Problem details – Express the entries from the first line through the line containing "breakdown-other-yen: 円 xyxy=(522,548,533,560)", both included, as a JSON list of strings with one string per line and blank lines left out.

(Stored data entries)

________________________

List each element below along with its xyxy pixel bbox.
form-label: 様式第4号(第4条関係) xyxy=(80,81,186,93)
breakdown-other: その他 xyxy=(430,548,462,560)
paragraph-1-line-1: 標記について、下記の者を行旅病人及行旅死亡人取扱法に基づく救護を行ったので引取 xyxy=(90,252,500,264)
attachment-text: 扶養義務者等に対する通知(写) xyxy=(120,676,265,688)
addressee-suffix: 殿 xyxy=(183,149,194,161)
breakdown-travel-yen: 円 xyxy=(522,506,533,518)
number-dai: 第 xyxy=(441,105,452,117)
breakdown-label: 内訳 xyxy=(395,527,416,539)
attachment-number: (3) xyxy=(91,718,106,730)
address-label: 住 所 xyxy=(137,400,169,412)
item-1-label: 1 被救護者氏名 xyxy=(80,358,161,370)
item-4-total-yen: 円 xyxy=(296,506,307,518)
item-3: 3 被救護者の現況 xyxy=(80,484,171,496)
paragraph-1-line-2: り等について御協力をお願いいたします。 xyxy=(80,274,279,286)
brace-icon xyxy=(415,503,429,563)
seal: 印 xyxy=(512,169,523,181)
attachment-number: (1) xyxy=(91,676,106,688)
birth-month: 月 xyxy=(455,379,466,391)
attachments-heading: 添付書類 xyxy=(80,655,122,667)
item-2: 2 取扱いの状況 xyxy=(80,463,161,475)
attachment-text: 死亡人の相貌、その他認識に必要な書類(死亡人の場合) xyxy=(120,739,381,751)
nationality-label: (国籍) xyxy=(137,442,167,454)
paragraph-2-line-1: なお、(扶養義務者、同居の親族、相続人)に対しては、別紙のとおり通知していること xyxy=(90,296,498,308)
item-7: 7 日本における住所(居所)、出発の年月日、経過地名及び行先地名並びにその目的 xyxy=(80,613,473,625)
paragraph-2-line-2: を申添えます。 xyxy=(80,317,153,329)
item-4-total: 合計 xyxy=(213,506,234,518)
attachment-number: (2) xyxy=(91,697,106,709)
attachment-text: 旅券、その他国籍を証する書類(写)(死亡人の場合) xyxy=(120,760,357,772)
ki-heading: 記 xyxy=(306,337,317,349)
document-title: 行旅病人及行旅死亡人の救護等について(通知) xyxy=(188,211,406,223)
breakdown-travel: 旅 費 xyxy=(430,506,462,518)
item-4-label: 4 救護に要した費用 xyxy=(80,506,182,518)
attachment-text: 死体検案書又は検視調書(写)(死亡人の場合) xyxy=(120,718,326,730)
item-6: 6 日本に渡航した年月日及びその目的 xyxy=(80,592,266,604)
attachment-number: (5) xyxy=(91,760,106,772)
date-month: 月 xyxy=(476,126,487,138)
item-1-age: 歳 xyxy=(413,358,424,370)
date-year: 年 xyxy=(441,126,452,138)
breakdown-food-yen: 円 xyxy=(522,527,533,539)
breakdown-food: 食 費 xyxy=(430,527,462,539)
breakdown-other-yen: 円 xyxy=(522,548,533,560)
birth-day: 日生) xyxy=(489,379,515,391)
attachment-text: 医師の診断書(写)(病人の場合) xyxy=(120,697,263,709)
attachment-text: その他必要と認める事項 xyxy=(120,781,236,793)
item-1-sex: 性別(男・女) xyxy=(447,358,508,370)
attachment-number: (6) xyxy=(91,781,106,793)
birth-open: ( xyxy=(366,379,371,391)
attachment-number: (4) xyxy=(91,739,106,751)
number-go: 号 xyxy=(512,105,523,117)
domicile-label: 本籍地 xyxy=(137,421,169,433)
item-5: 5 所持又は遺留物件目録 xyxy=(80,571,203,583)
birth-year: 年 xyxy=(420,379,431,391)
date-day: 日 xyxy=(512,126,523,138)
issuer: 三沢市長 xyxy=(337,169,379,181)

________________________

Full output –
[
  "List each element below along with its xyxy pixel bbox.",
  "form-label: 様式第4号(第4条関係) xyxy=(80,81,186,93)",
  "breakdown-other: その他 xyxy=(430,548,462,560)",
  "paragraph-1-line-1: 標記について、下記の者を行旅病人及行旅死亡人取扱法に基づく救護を行ったので引取 xyxy=(90,252,500,264)",
  "attachment-text: 扶養義務者等に対する通知(写) xyxy=(120,676,265,688)",
  "addressee-suffix: 殿 xyxy=(183,149,194,161)",
  "breakdown-travel-yen: 円 xyxy=(522,506,533,518)",
  "number-dai: 第 xyxy=(441,105,452,117)",
  "breakdown-label: 内訳 xyxy=(395,527,416,539)",
  "attachment-number: (3) xyxy=(91,718,106,730)",
  "address-label: 住 所 xyxy=(137,400,169,412)",
  "item-1-label: 1 被救護者氏名 xyxy=(80,358,161,370)",
  "item-4-total-yen: 円 xyxy=(296,506,307,518)",
  "item-3: 3 被救護者の現況 xyxy=(80,484,171,496)",
  "paragraph-1-line-2: り等について御協力をお願いいたします。 xyxy=(80,274,279,286)",
  "brace-icon xyxy=(415,503,429,563)",
  "seal: 印 xyxy=(512,169,523,181)",
  "attachment-number: (1) xyxy=(91,676,106,688)",
  "birth-month: 月 xyxy=(455,379,466,391)",
  "attachments-heading: 添付書類 xyxy=(80,655,122,667)",
  "item-2: 2 取扱いの状況 xyxy=(80,463,161,475)",
  "attachment-text: 死亡人の相貌、その他認識に必要な書類(死亡人の場合) xyxy=(120,739,381,751)",
  "nationality-label: (国籍) xyxy=(137,442,167,454)",
  "paragraph-2-line-1: なお、(扶養義務者、同居の親族、相続人)に対しては、別紙のとおり通知していること xyxy=(90,296,498,308)",
  "item-7: 7 日本における住所(居所)、出発の年月日、経過地名及び行先地名並びにその目的 xyxy=(80,613,473,625)",
  "paragraph-2-line-2: を申添えます。 xyxy=(80,317,153,329)",
  "item-4-total: 合計 xyxy=(213,506,234,518)",
  "attachment-number: (2) xyxy=(91,697,106,709)",
  "attachment-text: 旅券、その他国籍を証する書類(写)(死亡人の場合) xyxy=(120,760,357,772)",
  "ki-heading: 記 xyxy=(306,337,317,349)",
  "document-title: 行旅病人及行旅死亡人の救護等について(通知) xyxy=(188,211,406,223)",
  "breakdown-travel: 旅 費 xyxy=(430,506,462,518)",
  "item-4-label: 4 救護に要した費用 xyxy=(80,506,182,518)",
  "attachment-text: 死体検案書又は検視調書(写)(死亡人の場合) xyxy=(120,718,326,730)",
  "item-6: 6 日本に渡航した年月日及びその目的 xyxy=(80,592,266,604)",
  "attachment-number: (5) xyxy=(91,760,106,772)",
  "date-month: 月 xyxy=(476,126,487,138)",
  "item-1-age: 歳 xyxy=(413,358,424,370)",
  "date-year: 年 xyxy=(441,126,452,138)",
  "breakdown-food-yen: 円 xyxy=(522,527,533,539)",
  "breakdown-food: 食 費 xyxy=(430,527,462,539)",
  "breakdown-other-yen: 円 xyxy=(522,548,533,560)"
]